▶ [YOUR GOAL] Go through the records and extract every line with the word "проекта".

▶ [TASK INPUTS]
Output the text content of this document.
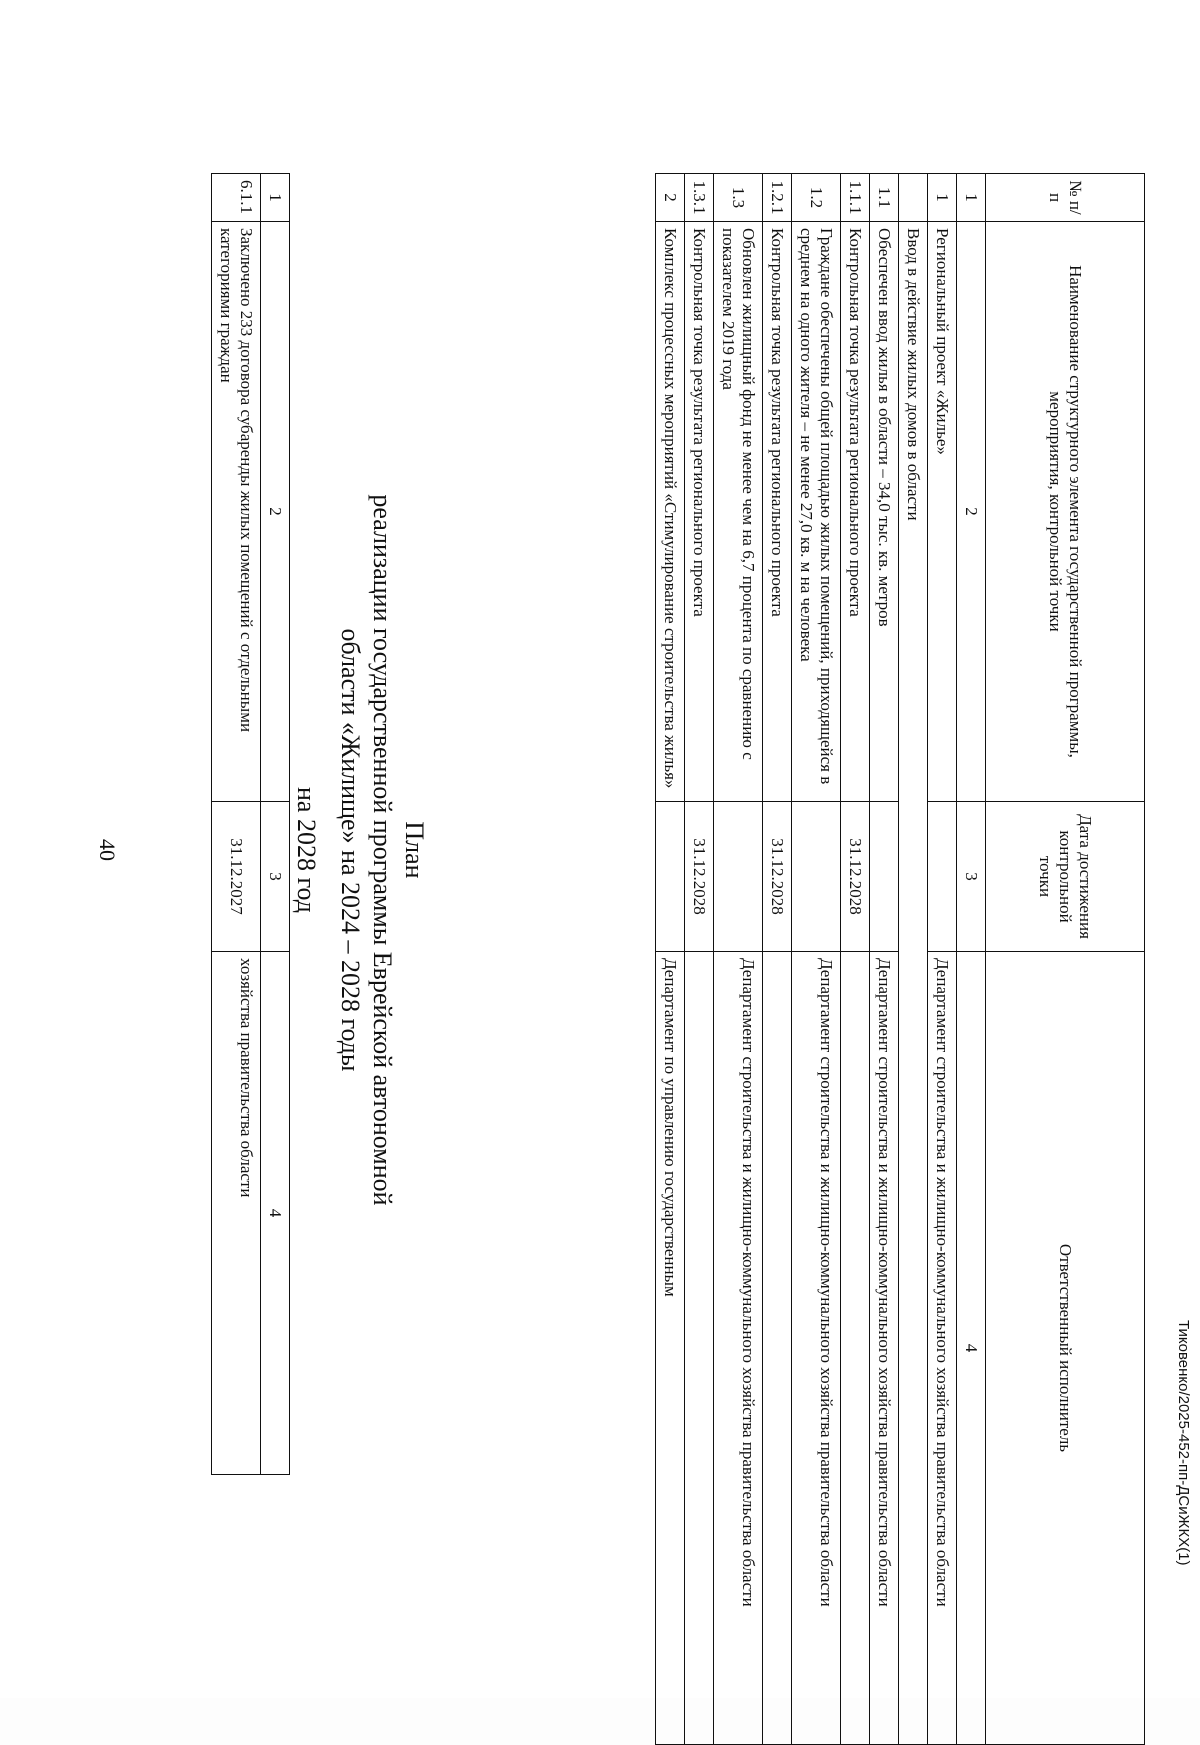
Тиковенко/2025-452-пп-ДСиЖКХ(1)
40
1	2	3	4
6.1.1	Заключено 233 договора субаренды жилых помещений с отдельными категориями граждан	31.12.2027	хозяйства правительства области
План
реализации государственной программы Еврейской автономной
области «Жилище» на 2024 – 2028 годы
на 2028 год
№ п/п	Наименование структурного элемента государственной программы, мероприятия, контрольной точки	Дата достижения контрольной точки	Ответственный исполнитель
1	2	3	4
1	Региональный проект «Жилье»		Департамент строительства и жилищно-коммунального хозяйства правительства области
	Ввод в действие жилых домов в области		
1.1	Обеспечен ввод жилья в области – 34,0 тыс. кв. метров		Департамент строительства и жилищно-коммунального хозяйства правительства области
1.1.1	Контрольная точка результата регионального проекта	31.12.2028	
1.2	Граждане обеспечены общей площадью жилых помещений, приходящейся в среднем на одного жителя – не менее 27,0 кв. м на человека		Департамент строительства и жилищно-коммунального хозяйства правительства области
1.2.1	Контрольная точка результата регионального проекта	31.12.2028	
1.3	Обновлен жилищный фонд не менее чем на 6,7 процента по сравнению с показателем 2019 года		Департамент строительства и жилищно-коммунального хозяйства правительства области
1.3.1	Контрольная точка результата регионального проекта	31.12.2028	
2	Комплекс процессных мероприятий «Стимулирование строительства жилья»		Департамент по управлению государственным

==

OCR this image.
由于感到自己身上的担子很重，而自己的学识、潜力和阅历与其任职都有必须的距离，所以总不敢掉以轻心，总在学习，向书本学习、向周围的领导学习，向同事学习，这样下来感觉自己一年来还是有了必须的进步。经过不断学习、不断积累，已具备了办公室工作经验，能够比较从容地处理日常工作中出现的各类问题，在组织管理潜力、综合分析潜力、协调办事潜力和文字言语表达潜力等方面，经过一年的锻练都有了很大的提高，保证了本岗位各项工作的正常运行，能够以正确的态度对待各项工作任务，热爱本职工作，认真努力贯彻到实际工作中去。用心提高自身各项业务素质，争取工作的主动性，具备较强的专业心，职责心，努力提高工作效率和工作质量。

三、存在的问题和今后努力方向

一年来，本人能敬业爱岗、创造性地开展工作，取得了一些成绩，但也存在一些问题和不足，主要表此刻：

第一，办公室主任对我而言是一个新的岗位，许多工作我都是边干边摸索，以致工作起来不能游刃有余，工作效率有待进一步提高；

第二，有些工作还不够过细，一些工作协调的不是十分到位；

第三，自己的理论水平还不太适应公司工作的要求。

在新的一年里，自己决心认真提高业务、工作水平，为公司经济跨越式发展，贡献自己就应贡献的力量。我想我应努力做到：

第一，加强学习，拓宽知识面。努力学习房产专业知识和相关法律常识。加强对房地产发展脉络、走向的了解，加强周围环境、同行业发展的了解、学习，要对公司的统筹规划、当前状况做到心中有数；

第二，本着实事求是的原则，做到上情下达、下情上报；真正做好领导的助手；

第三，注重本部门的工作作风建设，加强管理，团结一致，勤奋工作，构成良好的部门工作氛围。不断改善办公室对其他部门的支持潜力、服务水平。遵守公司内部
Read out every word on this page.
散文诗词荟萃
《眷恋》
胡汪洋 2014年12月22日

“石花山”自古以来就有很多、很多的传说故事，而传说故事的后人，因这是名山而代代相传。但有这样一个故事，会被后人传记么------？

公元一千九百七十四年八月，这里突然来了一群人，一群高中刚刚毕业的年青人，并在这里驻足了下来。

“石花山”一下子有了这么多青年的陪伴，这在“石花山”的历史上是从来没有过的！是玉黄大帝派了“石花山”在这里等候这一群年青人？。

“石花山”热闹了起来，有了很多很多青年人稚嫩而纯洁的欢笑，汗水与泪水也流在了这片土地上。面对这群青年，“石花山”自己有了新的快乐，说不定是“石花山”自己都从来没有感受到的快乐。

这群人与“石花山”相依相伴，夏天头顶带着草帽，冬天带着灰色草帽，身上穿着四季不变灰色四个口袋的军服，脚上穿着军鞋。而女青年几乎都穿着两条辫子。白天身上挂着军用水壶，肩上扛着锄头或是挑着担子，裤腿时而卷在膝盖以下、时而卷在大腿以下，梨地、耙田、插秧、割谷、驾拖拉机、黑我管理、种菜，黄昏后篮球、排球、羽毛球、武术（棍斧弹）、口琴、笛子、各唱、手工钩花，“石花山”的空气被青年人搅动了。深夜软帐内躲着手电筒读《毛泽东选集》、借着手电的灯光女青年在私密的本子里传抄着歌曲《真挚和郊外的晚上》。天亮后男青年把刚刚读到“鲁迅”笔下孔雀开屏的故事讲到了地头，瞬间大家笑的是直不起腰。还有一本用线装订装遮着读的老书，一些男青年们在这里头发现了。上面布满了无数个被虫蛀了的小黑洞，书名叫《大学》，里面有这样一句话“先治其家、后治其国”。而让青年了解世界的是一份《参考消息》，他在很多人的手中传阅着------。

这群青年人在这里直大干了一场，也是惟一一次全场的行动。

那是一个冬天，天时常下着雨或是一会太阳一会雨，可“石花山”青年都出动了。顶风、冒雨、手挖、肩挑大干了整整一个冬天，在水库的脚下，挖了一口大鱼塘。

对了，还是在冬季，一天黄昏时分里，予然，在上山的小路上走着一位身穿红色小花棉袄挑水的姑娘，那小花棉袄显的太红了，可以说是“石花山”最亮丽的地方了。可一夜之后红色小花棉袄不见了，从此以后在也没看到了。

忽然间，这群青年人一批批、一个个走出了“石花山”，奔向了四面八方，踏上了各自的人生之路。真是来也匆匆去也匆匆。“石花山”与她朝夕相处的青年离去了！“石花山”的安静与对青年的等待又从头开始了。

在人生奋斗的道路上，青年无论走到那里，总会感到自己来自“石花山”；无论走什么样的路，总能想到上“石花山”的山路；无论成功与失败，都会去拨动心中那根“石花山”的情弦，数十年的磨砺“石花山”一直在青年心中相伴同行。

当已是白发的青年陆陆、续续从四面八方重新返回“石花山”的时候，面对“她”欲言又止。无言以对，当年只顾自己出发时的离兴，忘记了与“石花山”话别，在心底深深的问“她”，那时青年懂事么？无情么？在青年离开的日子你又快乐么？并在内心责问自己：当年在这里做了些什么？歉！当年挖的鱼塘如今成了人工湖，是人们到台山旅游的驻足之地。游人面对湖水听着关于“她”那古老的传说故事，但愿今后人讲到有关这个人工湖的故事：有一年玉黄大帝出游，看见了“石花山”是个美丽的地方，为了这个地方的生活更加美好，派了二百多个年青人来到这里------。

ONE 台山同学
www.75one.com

▶ [EXERCISE RESULT]
1.1.1	Контрольная точка результата регионального проекта	31.12.2028	
1.2.1	Контрольная точка результата регионального проекта	31.12.2028	
1.3.1	Контрольная точка результата регионального проекта	31.12.2028	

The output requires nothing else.